++++ Reading text

Where's Mark Furhman When You Need Him?
Top "Mystery" Ads of Summer 2002


Anyone who spends much time in front of the television will eventually come to the same conclusion that we have: advertisers believe that the vast majority of the viewing audience on any and every channel and time is an expert detective. A regular Sherlock Holmes or Hercule Poirot they must think we are. How else to explain the regular broadcast of mystery ads, the ones that make you go, "huh?"

This summer, to get a clearer picture of how bad the problem is, we analyzed over 4-hours of a combination of day-time, prime-time, and late-night advertising from different channels on different days and found some terrific examples of advertisements run by marketers who clearly wanted to perplex and confound their audiences. While some received critical acclaim for their brilliant cinematography or imagery, and certainly many were funny, we still didn't get the selling message; sometimes we just barely caught the logo or brand name.

++++++++
++++ Data provided

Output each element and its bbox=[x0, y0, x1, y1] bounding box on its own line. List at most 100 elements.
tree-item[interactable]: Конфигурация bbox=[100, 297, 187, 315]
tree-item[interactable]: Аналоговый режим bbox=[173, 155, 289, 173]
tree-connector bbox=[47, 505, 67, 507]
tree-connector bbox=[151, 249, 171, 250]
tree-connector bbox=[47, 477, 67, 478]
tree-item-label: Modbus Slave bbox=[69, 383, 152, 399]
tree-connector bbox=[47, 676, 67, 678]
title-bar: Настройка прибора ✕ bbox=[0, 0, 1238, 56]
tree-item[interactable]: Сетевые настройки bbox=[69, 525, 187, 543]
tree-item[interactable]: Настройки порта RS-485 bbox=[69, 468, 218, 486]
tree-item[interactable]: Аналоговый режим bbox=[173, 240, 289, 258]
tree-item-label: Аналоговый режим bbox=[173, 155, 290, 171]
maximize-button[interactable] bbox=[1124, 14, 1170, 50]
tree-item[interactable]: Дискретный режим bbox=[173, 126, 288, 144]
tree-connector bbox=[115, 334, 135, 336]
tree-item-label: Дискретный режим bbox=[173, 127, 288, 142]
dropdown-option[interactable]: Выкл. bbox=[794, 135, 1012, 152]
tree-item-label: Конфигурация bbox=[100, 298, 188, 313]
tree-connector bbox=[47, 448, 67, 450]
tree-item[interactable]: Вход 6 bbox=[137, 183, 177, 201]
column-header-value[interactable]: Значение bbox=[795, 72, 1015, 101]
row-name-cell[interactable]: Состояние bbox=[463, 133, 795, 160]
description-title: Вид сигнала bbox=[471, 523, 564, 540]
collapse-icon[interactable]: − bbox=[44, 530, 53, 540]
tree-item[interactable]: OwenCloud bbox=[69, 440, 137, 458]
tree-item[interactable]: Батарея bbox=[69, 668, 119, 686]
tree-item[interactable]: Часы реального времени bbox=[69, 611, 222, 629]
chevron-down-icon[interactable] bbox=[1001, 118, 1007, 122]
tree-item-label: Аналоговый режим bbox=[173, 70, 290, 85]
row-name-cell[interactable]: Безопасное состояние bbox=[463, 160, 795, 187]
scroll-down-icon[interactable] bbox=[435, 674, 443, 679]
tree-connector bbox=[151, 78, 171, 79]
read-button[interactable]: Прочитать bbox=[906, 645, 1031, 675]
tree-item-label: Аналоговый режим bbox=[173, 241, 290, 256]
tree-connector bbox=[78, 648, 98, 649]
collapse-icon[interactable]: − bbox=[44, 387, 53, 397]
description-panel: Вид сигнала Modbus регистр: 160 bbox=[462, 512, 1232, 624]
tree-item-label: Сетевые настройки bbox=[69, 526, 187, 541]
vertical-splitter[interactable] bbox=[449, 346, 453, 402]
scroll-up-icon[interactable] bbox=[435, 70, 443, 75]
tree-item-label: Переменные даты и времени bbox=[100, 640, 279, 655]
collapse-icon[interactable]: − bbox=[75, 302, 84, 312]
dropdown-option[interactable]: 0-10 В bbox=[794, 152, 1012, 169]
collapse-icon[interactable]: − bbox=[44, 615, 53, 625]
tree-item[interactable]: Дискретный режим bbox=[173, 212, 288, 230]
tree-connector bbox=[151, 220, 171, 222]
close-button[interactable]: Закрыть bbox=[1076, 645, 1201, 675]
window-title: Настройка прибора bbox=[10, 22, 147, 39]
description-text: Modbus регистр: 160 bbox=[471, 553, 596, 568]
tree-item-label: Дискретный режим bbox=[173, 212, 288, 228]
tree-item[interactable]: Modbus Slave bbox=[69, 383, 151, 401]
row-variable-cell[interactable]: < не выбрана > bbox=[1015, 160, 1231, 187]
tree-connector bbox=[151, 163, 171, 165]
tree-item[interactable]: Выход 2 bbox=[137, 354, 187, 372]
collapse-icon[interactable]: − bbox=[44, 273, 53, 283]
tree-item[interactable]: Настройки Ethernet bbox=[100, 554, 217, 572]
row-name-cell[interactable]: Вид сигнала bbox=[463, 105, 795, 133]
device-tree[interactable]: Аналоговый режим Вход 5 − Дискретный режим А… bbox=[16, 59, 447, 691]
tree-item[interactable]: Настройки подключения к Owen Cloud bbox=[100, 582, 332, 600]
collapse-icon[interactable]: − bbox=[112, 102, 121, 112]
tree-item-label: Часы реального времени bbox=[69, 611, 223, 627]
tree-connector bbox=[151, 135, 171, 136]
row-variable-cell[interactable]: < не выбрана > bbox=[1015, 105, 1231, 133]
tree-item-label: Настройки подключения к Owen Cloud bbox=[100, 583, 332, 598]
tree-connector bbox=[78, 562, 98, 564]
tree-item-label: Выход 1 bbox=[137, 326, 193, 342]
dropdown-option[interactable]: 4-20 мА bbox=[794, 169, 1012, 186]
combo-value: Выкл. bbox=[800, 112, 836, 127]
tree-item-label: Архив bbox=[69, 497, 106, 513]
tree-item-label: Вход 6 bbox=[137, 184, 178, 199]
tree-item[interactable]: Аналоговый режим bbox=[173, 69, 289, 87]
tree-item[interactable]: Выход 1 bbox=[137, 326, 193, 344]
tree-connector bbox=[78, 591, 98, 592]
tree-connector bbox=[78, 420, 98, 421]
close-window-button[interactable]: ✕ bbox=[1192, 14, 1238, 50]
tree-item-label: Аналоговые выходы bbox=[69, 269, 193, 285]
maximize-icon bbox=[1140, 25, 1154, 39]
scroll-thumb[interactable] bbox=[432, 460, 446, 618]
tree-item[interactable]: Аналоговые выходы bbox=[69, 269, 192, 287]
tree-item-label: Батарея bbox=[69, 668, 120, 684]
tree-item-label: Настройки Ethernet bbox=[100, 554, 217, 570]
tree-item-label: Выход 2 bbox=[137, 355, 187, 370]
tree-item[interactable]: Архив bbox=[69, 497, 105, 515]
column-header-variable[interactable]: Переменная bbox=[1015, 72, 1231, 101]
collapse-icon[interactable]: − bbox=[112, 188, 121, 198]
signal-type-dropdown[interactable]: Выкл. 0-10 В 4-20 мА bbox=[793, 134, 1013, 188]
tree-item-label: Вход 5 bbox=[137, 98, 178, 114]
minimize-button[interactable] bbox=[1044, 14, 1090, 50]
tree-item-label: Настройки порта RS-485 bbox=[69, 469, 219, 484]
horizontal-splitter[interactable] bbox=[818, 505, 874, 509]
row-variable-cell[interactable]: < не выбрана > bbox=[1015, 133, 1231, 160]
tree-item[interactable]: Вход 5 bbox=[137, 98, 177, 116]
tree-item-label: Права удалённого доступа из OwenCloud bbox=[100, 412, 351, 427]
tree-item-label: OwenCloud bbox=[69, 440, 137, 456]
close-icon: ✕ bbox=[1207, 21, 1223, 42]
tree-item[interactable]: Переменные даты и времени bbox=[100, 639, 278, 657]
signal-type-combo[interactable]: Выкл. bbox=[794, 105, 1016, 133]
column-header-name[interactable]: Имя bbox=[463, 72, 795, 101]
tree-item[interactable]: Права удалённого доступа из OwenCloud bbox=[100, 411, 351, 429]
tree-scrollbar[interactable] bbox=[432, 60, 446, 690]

++++++++

◆ Assignment A
From the article on mystery ads, extract the stretch from "This summer, to" through "or brand name.".
◆ Assignment B
Write what comes next in the article on mystery ads, picking up after its last sentence.

◆ Task result A
This summer, to get a clearer picture of how bad the problem is, we analyzed over 4-hours of a combination of day-time, prime-time, and late-night advertising from different channels on different days and found some terrific examples of advertisements run by marketers who clearly wanted to perplex and confound their audiences. While some received critical acclaim for their brilliant cinematography or imagery, and certainly many were funny, we still didn't get the selling message; sometimes we just barely caught the logo or brand name.

◆ Task result B
There were plenty of runners up, but here are the five ads from summer 2002 that had us scratching our heads the most about what they were saying [and also about what senior management at this company was thinking]:

Citrona. The scene is an apartment and a young man dressed in a baseball shirt sits on his couch watching TV. He sees his friends on the news—they just caught a home run ball hit into the stands. He looks at his ticket and realizes it was hit to his seat just as his friend says to the reporter, "We told you not to leave early." Flash to a bar scene with a voice over saying "the night is full of choices. Choose Citrona." Flash to people drinking Citrona. Well, we got the name and that you drink it in a bar, but what is it? Why should we choose it instead of a beer? The answer can't be found in this spot.

Geico Direct. We encountered three spots for Geico Direct in our research, all of which were obscure. Geico's talking gecko lizard is joined by the former spokesdog for Taco Bell in one; the lizard drives a fancy red car and gets to park in the employee of the month spot in another; and he arbitrates a dispute between two robot action figures in a child's bedroom in the third. Only at the end of the spot is there a message about what Geico is—car insurance—and we had to really study the spots closely several times to get the very subtle selling messages about quick resolution and customer service, which were presented before an explanation of what Geico even was so they made little sense at the time they were presented.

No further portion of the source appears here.